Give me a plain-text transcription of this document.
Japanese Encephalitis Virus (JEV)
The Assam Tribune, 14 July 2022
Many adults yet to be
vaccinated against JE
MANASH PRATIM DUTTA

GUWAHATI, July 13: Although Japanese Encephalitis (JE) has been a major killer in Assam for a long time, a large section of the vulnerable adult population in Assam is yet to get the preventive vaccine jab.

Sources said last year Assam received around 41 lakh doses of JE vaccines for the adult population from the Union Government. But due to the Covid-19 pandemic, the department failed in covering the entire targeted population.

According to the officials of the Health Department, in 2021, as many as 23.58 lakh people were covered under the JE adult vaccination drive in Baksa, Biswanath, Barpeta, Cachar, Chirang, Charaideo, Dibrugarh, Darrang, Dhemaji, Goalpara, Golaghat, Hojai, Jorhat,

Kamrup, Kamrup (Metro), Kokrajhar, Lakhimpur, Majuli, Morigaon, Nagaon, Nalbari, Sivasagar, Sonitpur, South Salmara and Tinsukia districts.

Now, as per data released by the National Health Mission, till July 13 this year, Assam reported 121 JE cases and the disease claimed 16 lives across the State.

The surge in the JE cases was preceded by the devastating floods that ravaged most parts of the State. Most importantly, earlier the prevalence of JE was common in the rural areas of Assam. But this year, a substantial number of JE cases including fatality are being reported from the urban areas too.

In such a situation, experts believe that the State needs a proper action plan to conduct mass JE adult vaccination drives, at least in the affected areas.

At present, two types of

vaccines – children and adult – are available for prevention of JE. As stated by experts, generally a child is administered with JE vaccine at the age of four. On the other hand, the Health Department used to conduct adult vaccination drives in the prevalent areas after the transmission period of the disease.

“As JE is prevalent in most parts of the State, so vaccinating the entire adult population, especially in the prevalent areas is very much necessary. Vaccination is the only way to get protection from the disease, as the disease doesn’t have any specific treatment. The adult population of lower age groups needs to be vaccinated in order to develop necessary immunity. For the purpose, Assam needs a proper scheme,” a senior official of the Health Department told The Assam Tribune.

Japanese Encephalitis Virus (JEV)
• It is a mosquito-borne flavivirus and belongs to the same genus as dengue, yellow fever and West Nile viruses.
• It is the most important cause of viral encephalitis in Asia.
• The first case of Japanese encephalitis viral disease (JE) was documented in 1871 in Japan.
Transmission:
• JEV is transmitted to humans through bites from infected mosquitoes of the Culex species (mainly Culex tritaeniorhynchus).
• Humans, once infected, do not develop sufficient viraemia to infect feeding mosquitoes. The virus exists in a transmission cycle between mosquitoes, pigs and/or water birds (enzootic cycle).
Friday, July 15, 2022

────────────────

## Instructions for the task
Reproduce the full set of entries above exactly, without dropping a line.

## Reply
Give me a plain-text transcription of this document.
Japanese Encephalitis Virus (JEV)
The Assam Tribune, 14 July 2022
Many adults yet to be
vaccinated against JE
MANASH PRATIM DUTTA

GUWAHATI, July 13: Although Japanese Encephalitis (JE) has been a major killer in Assam for a long time, a large section of the vulnerable adult population in Assam is yet to get the preventive vaccine jab.

Sources said last year Assam received around 41 lakh doses of JE vaccines for the adult population from the Union Government. But due to the Covid-19 pandemic, the department failed in covering the entire targeted population.

According to the officials of the Health Department, in 2021, as many as 23.58 lakh people were covered under the JE adult vaccination drive in Baksa, Biswanath, Barpeta, Cachar, Chirang, Charaideo, Dibrugarh, Darrang, Dhemaji, Goalpara, Golaghat, Hojai, Jorhat,

Kamrup, Kamrup (Metro), Kokrajhar, Lakhimpur, Majuli, Morigaon, Nagaon, Nalbari, Sivasagar, Sonitpur, South Salmara and Tinsukia districts.

Now, as per data released by the National Health Mission, till July 13 this year, Assam reported 121 JE cases and the disease claimed 16 lives across the State.

The surge in the JE cases was preceded by the devastating floods that ravaged most parts of the State. Most importantly, earlier the prevalence of JE was common in the rural areas of Assam. But this year, a substantial number of JE cases including fatality are being reported from the urban areas too.

In such a situation, experts believe that the State needs a proper action plan to conduct mass JE adult vaccination drives, at least in the affected areas.

At present, two types of

vaccines – children and adult – are available for prevention of JE. As stated by experts, generally a child is administered with JE vaccine at the age of four. On the other hand, the Health Department used to conduct adult vaccination drives in the prevalent areas after the transmission period of the disease.

“As JE is prevalent in most parts of the State, so vaccinating the entire adult population, especially in the prevalent areas is very much necessary. Vaccination is the only way to get protection from the disease, as the disease doesn’t have any specific treatment. The adult population of lower age groups needs to be vaccinated in order to develop necessary immunity. For the purpose, Assam needs a proper scheme,” a senior official of the Health Department told The Assam Tribune.

Japanese Encephalitis Virus (JEV)
• It is a mosquito-borne flavivirus and belongs to the same genus as dengue, yellow fever and West Nile viruses.
• It is the most important cause of viral encephalitis in Asia.
• The first case of Japanese encephalitis viral disease (JE) was documented in 1871 in Japan.
Transmission:
• JEV is transmitted to humans through bites from infected mosquitoes of the Culex species (mainly Culex tritaeniorhynchus).
• Humans, once infected, do not develop sufficient viraemia to infect feeding mosquitoes. The virus exists in a transmission cycle between mosquitoes, pigs and/or water birds (enzootic cycle).
Friday, July 15, 2022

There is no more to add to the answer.